▶ _WHAT YOU WILL DO_: Search the listing for "xlabel" and copy every line where it appears.

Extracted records
'''
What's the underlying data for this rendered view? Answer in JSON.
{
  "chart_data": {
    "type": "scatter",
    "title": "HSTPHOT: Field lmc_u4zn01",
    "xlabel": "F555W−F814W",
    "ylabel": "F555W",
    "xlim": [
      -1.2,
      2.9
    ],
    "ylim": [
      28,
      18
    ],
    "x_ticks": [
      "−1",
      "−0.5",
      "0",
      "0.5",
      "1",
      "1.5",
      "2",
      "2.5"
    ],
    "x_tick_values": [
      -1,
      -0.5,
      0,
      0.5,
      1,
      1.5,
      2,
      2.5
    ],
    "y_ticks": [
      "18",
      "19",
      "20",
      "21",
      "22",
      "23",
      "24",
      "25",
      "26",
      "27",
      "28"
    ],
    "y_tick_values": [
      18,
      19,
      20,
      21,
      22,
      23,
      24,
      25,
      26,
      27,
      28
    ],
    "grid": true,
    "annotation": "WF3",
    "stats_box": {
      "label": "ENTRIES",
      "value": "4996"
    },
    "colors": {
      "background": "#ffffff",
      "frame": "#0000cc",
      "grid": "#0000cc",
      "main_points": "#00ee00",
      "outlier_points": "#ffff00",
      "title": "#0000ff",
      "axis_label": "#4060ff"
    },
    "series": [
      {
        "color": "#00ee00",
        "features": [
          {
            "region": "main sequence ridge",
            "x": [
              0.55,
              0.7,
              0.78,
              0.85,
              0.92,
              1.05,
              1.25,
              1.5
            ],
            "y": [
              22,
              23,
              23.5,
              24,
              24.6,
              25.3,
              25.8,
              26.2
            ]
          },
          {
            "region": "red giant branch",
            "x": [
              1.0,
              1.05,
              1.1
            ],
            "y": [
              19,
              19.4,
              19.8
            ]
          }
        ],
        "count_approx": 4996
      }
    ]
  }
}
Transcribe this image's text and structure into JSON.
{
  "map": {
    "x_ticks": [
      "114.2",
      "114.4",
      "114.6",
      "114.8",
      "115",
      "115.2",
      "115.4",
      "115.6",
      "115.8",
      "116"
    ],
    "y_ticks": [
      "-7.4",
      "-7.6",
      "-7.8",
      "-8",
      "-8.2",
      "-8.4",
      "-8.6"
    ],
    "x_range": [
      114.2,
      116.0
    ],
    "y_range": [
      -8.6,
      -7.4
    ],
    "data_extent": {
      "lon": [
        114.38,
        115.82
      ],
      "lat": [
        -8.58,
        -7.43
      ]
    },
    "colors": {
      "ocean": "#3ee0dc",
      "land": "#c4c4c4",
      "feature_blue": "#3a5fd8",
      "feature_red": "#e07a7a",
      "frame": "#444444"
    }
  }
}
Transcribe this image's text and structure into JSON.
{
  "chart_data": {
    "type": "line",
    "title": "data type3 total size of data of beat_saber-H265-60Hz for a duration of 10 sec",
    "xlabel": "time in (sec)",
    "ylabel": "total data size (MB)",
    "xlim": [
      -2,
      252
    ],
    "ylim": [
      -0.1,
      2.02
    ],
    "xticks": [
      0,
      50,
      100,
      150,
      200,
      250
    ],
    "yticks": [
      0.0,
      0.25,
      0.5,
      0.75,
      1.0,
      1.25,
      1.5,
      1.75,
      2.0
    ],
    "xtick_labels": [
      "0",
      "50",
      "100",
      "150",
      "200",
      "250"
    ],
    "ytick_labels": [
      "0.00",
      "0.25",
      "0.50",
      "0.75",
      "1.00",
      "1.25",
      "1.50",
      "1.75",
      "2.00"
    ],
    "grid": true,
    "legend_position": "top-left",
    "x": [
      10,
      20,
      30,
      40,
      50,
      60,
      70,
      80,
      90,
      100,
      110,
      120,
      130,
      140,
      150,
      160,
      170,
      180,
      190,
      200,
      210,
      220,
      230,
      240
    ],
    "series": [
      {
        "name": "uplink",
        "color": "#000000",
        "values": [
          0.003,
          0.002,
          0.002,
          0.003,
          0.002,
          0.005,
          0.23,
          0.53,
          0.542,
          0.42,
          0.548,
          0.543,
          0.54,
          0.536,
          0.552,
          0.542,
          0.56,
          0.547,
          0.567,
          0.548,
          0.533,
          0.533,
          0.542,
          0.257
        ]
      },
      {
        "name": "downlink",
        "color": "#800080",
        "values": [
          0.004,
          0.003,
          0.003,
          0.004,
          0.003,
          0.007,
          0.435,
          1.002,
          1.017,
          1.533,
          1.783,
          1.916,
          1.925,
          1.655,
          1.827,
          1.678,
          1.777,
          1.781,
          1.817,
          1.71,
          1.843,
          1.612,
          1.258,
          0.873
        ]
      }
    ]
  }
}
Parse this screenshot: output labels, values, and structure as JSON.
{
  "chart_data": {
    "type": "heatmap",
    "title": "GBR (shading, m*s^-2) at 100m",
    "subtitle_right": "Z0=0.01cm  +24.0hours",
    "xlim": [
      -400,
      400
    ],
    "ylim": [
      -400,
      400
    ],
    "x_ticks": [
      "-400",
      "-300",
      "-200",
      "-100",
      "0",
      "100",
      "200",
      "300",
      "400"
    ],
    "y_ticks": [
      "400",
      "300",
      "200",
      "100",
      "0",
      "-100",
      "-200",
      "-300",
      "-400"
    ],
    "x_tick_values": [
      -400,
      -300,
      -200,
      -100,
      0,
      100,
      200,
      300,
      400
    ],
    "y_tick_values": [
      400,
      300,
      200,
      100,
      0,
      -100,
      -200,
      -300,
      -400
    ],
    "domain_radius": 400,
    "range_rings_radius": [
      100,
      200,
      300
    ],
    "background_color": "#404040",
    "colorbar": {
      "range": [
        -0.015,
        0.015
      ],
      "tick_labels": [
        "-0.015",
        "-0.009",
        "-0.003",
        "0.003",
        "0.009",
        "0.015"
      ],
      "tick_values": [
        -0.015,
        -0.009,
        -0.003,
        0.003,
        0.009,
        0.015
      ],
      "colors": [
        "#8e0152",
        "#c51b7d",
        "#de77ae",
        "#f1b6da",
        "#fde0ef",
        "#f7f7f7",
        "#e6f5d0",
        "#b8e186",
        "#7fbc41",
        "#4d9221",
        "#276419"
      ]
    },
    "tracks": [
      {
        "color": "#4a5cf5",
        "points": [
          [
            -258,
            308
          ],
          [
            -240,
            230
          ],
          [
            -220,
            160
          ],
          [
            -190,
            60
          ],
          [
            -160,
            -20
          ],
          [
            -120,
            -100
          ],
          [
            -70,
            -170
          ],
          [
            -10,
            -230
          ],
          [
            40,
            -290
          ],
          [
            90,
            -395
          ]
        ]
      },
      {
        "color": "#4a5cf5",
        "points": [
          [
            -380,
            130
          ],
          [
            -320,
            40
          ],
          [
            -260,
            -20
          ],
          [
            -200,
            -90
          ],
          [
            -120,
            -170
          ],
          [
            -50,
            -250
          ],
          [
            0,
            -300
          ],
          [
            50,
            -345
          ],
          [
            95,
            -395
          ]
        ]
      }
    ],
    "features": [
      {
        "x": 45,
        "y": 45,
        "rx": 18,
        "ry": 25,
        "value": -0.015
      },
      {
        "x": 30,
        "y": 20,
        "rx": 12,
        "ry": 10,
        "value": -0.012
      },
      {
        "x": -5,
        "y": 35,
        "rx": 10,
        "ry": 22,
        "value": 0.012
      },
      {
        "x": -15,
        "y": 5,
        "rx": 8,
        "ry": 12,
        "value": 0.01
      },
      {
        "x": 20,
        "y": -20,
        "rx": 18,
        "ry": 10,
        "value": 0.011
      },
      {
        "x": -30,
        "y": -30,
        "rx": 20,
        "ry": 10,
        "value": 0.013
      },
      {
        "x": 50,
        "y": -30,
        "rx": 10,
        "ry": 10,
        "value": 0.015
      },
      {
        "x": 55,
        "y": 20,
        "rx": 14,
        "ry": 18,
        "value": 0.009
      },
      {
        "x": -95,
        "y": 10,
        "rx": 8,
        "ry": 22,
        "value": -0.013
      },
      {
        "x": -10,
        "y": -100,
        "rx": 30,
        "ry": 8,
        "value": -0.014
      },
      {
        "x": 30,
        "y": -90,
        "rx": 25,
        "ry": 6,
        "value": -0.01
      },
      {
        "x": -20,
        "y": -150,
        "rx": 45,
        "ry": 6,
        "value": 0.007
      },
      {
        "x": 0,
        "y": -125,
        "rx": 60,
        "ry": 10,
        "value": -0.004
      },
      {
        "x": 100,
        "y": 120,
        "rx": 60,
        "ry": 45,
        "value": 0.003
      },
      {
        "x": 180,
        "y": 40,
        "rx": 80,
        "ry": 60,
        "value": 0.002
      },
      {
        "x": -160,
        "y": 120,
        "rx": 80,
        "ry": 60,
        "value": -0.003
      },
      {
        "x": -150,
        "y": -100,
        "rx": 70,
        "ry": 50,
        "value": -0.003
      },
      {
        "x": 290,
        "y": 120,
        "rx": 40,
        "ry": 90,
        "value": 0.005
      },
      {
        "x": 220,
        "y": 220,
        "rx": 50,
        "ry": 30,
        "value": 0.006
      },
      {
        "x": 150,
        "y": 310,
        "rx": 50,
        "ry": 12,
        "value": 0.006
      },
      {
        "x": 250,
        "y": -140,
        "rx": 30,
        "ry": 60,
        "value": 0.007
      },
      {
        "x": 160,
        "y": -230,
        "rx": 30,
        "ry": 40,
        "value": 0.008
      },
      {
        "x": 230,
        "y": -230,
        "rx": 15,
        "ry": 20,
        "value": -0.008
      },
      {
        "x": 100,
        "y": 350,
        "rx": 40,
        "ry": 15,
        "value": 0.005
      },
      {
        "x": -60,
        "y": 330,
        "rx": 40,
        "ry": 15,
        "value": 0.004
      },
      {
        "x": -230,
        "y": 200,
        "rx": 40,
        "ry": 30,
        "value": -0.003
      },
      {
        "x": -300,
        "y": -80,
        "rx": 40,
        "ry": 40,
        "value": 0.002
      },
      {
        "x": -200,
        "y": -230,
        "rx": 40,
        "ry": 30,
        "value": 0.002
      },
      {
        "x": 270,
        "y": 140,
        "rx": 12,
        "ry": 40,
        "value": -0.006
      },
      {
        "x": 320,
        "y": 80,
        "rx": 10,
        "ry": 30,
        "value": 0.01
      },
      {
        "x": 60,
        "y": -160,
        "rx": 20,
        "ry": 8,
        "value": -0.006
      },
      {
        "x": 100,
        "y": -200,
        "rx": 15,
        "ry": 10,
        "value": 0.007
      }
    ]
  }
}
'''
▶ _FULL ANSWER_:
    "xlabel": "F555W−F814W",
    "xlabel": "time in (sec)",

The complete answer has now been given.